- **DATA EXTRACT**
== == ==

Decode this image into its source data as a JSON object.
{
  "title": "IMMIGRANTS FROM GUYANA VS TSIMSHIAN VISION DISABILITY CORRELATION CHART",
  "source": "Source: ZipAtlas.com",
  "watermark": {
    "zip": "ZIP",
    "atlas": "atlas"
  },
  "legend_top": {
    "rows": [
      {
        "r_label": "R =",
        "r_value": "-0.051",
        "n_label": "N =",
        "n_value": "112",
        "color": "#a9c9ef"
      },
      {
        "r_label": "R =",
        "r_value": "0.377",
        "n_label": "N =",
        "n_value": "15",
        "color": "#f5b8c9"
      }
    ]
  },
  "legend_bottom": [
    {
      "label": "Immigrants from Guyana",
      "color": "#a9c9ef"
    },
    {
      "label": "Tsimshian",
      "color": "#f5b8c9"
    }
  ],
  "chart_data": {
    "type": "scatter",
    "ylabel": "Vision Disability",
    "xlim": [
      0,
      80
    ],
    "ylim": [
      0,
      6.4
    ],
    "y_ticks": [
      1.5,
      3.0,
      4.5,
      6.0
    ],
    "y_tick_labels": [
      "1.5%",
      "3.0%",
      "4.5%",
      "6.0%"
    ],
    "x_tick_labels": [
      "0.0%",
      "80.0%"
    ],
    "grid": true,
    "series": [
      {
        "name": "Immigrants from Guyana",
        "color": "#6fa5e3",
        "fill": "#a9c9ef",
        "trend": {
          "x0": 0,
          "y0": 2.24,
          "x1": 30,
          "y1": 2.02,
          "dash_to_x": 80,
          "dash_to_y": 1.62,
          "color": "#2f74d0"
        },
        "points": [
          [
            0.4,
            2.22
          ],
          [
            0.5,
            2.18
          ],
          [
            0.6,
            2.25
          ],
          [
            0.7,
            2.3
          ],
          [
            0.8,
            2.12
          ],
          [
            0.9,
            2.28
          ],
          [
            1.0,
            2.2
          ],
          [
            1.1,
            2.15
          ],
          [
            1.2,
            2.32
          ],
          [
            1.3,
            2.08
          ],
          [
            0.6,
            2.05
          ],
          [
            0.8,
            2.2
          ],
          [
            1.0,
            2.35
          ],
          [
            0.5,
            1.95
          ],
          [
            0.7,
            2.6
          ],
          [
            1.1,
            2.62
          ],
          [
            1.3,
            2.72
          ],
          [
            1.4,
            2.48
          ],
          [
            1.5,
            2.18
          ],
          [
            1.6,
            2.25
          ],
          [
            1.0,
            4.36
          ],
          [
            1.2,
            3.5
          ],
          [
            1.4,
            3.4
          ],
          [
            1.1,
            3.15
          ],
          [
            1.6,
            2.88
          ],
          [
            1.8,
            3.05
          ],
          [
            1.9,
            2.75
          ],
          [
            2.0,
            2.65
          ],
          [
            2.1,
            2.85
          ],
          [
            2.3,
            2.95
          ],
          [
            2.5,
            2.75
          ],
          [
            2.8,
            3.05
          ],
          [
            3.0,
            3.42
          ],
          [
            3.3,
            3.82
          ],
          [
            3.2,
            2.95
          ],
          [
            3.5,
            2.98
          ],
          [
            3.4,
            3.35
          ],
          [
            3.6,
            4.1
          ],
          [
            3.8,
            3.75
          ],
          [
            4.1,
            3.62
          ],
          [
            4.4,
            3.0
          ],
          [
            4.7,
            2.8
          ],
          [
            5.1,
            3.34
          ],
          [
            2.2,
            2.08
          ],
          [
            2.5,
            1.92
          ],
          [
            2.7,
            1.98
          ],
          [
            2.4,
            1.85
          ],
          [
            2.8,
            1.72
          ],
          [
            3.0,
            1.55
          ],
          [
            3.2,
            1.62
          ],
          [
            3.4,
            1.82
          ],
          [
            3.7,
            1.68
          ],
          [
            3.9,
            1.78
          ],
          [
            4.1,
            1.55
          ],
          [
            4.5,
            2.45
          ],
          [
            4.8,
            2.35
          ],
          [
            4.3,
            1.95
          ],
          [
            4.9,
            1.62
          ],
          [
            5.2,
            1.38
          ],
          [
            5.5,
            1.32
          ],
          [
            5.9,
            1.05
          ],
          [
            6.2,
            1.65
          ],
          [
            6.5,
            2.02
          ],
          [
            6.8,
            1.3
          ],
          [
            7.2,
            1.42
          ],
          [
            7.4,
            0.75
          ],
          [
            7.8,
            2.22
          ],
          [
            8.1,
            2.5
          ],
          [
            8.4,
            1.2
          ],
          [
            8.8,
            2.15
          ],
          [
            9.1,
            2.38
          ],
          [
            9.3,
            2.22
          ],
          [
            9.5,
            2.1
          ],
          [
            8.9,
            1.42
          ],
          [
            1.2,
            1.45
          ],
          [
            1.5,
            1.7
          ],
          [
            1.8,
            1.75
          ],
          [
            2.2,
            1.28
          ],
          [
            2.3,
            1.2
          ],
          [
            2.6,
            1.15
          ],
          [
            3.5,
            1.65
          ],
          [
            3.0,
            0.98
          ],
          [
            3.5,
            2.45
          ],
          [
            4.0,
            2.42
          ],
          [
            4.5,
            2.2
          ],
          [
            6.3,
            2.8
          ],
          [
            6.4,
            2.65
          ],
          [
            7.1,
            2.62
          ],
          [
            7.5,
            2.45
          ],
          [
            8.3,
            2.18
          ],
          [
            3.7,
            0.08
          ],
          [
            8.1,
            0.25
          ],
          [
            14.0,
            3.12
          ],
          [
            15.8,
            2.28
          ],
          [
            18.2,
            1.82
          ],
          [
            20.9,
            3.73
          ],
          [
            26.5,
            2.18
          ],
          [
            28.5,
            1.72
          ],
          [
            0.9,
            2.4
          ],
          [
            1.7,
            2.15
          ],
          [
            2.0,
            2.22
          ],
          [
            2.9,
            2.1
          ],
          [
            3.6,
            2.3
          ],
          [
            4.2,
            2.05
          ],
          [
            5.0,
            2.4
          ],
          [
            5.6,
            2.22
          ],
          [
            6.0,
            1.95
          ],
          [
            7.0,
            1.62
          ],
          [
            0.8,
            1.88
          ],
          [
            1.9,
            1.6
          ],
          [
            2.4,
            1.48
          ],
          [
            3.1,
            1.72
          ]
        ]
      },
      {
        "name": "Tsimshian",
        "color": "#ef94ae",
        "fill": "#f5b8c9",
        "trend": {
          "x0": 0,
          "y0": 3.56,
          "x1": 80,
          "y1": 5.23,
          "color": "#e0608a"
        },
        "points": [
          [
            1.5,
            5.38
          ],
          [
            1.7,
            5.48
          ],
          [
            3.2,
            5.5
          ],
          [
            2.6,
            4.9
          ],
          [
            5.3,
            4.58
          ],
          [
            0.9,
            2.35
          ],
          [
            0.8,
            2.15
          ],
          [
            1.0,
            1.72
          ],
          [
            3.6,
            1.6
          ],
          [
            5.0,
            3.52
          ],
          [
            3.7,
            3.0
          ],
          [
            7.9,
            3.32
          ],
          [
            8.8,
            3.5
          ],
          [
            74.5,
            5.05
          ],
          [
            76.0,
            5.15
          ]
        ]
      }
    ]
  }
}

== == ==

- **OBJECTIVE**
Output the listing above without altering a single character.

- **RESULT FOR THIS TASK**
Decode this image into its source data as a JSON object.
{
  "title": "IMMIGRANTS FROM GUYANA VS TSIMSHIAN VISION DISABILITY CORRELATION CHART",
  "source": "Source: ZipAtlas.com",
  "watermark": {
    "zip": "ZIP",
    "atlas": "atlas"
  },
  "legend_top": {
    "rows": [
      {
        "r_label": "R =",
        "r_value": "-0.051",
        "n_label": "N =",
        "n_value": "112",
        "color": "#a9c9ef"
      },
      {
        "r_label": "R =",
        "r_value": "0.377",
        "n_label": "N =",
        "n_value": "15",
        "color": "#f5b8c9"
      }
    ]
  },
  "legend_bottom": [
    {
      "label": "Immigrants from Guyana",
      "color": "#a9c9ef"
    },
    {
      "label": "Tsimshian",
      "color": "#f5b8c9"
    }
  ],
  "chart_data": {
    "type": "scatter",
    "ylabel": "Vision Disability",
    "xlim": [
      0,
      80
    ],
    "ylim": [
      0,
      6.4
    ],
    "y_ticks": [
      1.5,
      3.0,
      4.5,
      6.0
    ],
    "y_tick_labels": [
      "1.5%",
      "3.0%",
      "4.5%",
      "6.0%"
    ],
    "x_tick_labels": [
      "0.0%",
      "80.0%"
    ],
    "grid": true,
    "series": [
      {
        "name": "Immigrants from Guyana",
        "color": "#6fa5e3",
        "fill": "#a9c9ef",
        "trend": {
          "x0": 0,
          "y0": 2.24,
          "x1": 30,
          "y1": 2.02,
          "dash_to_x": 80,
          "dash_to_y": 1.62,
          "color": "#2f74d0"
        },
        "points": [
          [
            0.4,
            2.22
          ],
          [
            0.5,
            2.18
          ],
          [
            0.6,
            2.25
          ],
          [
            0.7,
            2.3
          ],
          [
            0.8,
            2.12
          ],
          [
            0.9,
            2.28
          ],
          [
            1.0,
            2.2
          ],
          [
            1.1,
            2.15
          ],
          [
            1.2,
            2.32
          ],
          [
            1.3,
            2.08
          ],
          [
            0.6,
            2.05
          ],
          [
            0.8,
            2.2
          ],
          [
            1.0,
            2.35
          ],
          [
            0.5,
            1.95
          ],
          [
            0.7,
            2.6
          ],
          [
            1.1,
            2.62
          ],
          [
            1.3,
            2.72
          ],
          [
            1.4,
            2.48
          ],
          [
            1.5,
            2.18
          ],
          [
            1.6,
            2.25
          ],
          [
            1.0,
            4.36
          ],
          [
            1.2,
            3.5
          ],
          [
            1.4,
            3.4
          ],
          [
            1.1,
            3.15
          ],
          [
            1.6,
            2.88
          ],
          [
            1.8,
            3.05
          ],
          [
            1.9,
            2.75
          ],
          [
            2.0,
            2.65
          ],
          [
            2.1,
            2.85
          ],
          [
            2.3,
            2.95
          ],
          [
            2.5,
            2.75
          ],
          [
            2.8,
            3.05
          ],
          [
            3.0,
            3.42
          ],
          [
            3.3,
            3.82
          ],
          [
            3.2,
            2.95
          ],
          [
            3.5,
            2.98
          ],
          [
            3.4,
            3.35
          ],
          [
            3.6,
            4.1
          ],
          [
            3.8,
            3.75
          ],
          [
            4.1,
            3.62
          ],
          [
            4.4,
            3.0
          ],
          [
            4.7,
            2.8
          ],
          [
            5.1,
            3.34
          ],
          [
            2.2,
            2.08
          ],
          [
            2.5,
            1.92
          ],
          [
            2.7,
            1.98
          ],
          [
            2.4,
            1.85
          ],
          [
            2.8,
            1.72
          ],
          [
            3.0,
            1.55
          ],
          [
            3.2,
            1.62
          ],
          [
            3.4,
            1.82
          ],
          [
            3.7,
            1.68
          ],
          [
            3.9,
            1.78
          ],
          [
            4.1,
            1.55
          ],
          [
            4.5,
            2.45
          ],
          [
            4.8,
            2.35
          ],
          [
            4.3,
            1.95
          ],
          [
            4.9,
            1.62
          ],
          [
            5.2,
            1.38
          ],
          [
            5.5,
            1.32
          ],
          [
            5.9,
            1.05
          ],
          [
            6.2,
            1.65
          ],
          [
            6.5,
            2.02
          ],
          [
            6.8,
            1.3
          ],
          [
            7.2,
            1.42
          ],
          [
            7.4,
            0.75
          ],
          [
            7.8,
            2.22
          ],
          [
            8.1,
            2.5
          ],
          [
            8.4,
            1.2
          ],
          [
            8.8,
            2.15
          ],
          [
            9.1,
            2.38
          ],
          [
            9.3,
            2.22
          ],
          [
            9.5,
            2.1
          ],
          [
            8.9,
            1.42
          ],
          [
            1.2,
            1.45
          ],
          [
            1.5,
            1.7
          ],
          [
            1.8,
            1.75
          ],
          [
            2.2,
            1.28
          ],
          [
            2.3,
            1.2
          ],
          [
            2.6,
            1.15
          ],
          [
            3.5,
            1.65
          ],
          [
            3.0,
            0.98
          ],
          [
            3.5,
            2.45
          ],
          [
            4.0,
            2.42
          ],
          [
            4.5,
            2.2
          ],
          [
            6.3,
            2.8
          ],
          [
            6.4,
            2.65
          ],
          [
            7.1,
            2.62
          ],
          [
            7.5,
            2.45
          ],
          [
            8.3,
            2.18
          ],
          [
            3.7,
            0.08
          ],
          [
            8.1,
            0.25
          ],
          [
            14.0,
            3.12
          ],
          [
            15.8,
            2.28
          ],
          [
            18.2,
            1.82
          ],
          [
            20.9,
            3.73
          ],
          [
            26.5,
            2.18
          ],
          [
            28.5,
            1.72
          ],
          [
            0.9,
            2.4
          ],
          [
            1.7,
            2.15
          ],
          [
            2.0,
            2.22
          ],
          [
            2.9,
            2.1
          ],
          [
            3.6,
            2.3
          ],
          [
            4.2,
            2.05
          ],
          [
            5.0,
            2.4
          ],
          [
            5.6,
            2.22
          ],
          [
            6.0,
            1.95
          ],
          [
            7.0,
            1.62
          ],
          [
            0.8,
            1.88
          ],
          [
            1.9,
            1.6
          ],
          [
            2.4,
            1.48
          ],
          [
            3.1,
            1.72
          ]
        ]
      },
      {
        "name": "Tsimshian",
        "color": "#ef94ae",
        "fill": "#f5b8c9",
        "trend": {
          "x0": 0,
          "y0": 3.56,
          "x1": 80,
          "y1": 5.23,
          "color": "#e0608a"
        },
        "points": [
          [
            1.5,
            5.38
          ],
          [
            1.7,
            5.48
          ],
          [
            3.2,
            5.5
          ],
          [
            2.6,
            4.9
          ],
          [
            5.3,
            4.58
          ],
          [
            0.9,
            2.35
          ],
          [
            0.8,
            2.15
          ],
          [
            1.0,
            1.72
          ],
          [
            3.6,
            1.6
          ],
          [
            5.0,
            3.52
          ],
          [
            3.7,
            3.0
          ],
          [
            7.9,
            3.32
          ],
          [
            8.8,
            3.5
          ],
          [
            74.5,
            5.05
          ],
          [
            76.0,
            5.15
          ]
        ]
      }
    ]
  }
}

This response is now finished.